__SHORT EXERCISE__: Write out the listing below from the line containing "Extract the structured" to its last line, unaltered, ends included.

__RECORD LIST__:
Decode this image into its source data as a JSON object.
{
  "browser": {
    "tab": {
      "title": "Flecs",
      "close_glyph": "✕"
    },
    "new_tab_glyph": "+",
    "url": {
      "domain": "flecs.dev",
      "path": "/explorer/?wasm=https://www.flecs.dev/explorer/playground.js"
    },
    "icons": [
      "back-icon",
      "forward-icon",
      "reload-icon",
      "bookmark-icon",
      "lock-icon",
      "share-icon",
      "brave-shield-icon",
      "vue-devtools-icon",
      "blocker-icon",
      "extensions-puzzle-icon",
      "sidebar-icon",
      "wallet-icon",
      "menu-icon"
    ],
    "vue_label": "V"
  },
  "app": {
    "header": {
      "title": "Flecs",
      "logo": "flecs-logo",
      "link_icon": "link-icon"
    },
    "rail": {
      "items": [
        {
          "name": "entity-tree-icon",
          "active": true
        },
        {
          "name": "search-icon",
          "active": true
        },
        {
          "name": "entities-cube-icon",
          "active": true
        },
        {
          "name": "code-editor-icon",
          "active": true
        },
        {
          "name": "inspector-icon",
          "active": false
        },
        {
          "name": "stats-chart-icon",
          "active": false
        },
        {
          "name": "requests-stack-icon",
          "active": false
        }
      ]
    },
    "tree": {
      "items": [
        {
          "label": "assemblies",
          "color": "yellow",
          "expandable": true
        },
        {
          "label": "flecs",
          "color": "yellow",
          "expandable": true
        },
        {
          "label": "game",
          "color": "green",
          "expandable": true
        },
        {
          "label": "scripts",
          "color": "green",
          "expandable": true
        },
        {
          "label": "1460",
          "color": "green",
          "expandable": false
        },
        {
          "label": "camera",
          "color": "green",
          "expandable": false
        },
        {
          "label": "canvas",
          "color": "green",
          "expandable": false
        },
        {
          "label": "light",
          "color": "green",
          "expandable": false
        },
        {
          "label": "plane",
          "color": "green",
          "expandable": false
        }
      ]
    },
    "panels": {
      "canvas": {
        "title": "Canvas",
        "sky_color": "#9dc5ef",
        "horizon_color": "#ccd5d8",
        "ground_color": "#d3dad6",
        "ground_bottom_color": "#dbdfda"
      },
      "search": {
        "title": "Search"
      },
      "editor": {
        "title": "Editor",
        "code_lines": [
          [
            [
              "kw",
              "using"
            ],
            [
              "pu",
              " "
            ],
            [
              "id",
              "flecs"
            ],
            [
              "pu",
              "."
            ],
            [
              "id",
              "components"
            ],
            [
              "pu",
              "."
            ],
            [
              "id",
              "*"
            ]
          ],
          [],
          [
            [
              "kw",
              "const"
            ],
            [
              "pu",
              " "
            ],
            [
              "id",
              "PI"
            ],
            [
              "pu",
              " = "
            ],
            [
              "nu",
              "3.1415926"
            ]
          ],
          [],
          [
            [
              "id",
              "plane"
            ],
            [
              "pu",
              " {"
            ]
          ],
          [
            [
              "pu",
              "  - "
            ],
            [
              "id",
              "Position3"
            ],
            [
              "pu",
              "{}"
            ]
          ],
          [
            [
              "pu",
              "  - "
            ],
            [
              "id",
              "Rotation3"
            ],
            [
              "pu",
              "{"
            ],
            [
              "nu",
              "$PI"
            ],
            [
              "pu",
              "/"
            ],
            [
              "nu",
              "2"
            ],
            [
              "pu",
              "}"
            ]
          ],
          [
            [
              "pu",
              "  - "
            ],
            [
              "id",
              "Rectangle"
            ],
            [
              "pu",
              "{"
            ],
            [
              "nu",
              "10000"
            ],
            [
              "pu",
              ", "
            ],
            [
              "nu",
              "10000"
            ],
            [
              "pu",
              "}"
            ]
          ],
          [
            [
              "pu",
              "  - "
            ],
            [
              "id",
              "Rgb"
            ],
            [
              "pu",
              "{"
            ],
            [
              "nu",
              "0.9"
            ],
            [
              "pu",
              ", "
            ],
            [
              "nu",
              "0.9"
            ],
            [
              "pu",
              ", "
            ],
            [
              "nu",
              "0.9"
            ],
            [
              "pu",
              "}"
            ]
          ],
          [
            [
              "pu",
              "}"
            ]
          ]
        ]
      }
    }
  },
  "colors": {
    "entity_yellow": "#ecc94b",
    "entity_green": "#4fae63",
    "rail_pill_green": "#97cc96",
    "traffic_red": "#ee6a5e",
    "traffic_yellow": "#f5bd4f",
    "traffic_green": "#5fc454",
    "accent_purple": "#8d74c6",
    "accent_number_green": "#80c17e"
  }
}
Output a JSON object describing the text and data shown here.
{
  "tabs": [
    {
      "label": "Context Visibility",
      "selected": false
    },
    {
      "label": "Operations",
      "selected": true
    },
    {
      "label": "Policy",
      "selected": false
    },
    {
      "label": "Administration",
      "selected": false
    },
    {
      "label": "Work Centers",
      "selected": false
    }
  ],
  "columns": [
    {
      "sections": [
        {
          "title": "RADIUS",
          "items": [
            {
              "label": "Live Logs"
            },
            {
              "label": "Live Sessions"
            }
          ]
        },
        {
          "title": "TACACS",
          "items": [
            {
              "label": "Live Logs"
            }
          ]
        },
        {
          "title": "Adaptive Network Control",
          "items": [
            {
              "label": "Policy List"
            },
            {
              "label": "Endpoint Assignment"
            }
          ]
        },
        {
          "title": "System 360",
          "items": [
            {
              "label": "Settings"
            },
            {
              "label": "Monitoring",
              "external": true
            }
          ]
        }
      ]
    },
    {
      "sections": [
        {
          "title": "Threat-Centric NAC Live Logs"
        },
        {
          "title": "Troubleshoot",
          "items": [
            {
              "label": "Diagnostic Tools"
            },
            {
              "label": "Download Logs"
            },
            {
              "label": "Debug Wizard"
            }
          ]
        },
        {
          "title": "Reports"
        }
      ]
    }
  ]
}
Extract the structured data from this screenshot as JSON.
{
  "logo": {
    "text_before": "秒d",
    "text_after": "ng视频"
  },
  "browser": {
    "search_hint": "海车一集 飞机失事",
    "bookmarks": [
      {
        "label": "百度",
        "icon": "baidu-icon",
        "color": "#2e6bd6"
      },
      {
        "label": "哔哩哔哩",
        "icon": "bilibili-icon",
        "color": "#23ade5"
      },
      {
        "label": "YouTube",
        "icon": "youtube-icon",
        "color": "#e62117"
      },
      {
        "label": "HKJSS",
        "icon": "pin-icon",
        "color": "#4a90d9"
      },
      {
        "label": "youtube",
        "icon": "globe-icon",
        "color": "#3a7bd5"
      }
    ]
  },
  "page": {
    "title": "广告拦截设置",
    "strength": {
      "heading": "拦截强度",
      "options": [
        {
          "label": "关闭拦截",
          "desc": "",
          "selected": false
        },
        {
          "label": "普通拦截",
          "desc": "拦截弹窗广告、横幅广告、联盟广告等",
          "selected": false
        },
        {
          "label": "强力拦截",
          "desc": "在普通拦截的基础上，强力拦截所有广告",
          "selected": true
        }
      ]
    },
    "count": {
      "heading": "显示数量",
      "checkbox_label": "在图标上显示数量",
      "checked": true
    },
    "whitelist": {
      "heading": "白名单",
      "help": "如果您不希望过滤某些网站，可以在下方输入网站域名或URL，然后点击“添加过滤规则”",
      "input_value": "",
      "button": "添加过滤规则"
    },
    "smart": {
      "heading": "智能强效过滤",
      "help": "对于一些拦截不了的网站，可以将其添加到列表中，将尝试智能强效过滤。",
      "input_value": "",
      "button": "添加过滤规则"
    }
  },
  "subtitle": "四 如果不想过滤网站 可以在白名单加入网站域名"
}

__SOLUTION FOR THIS PROBLEM__:
Extract the structured data from this screenshot as JSON.
{
  "logo": {
    "text_before": "秒d",
    "text_after": "ng视频"
  },
  "browser": {
    "search_hint": "海车一集 飞机失事",
    "bookmarks": [
      {
        "label": "百度",
        "icon": "baidu-icon",
        "color": "#2e6bd6"
      },
      {
        "label": "哔哩哔哩",
        "icon": "bilibili-icon",
        "color": "#23ade5"
      },
      {
        "label": "YouTube",
        "icon": "youtube-icon",
        "color": "#e62117"
      },
      {
        "label": "HKJSS",
        "icon": "pin-icon",
        "color": "#4a90d9"
      },
      {
        "label": "youtube",
        "icon": "globe-icon",
        "color": "#3a7bd5"
      }
    ]
  },
  "page": {
    "title": "广告拦截设置",
    "strength": {
      "heading": "拦截强度",
      "options": [
        {
          "label": "关闭拦截",
          "desc": "",
          "selected": false
        },
        {
          "label": "普通拦截",
          "desc": "拦截弹窗广告、横幅广告、联盟广告等",
          "selected": false
        },
        {
          "label": "强力拦截",
          "desc": "在普通拦截的基础上，强力拦截所有广告",
          "selected": true
        }
      ]
    },
    "count": {
      "heading": "显示数量",
      "checkbox_label": "在图标上显示数量",
      "checked": true
    },
    "whitelist": {
      "heading": "白名单",
      "help": "如果您不希望过滤某些网站，可以在下方输入网站域名或URL，然后点击“添加过滤规则”",
      "input_value": "",
      "button": "添加过滤规则"
    },
    "smart": {
      "heading": "智能强效过滤",
      "help": "对于一些拦截不了的网站，可以将其添加到列表中，将尝试智能强效过滤。",
      "input_value": "",
      "button": "添加过滤规则"
    }
  },
  "subtitle": "四 如果不想过滤网站 可以在白名单加入网站域名"
}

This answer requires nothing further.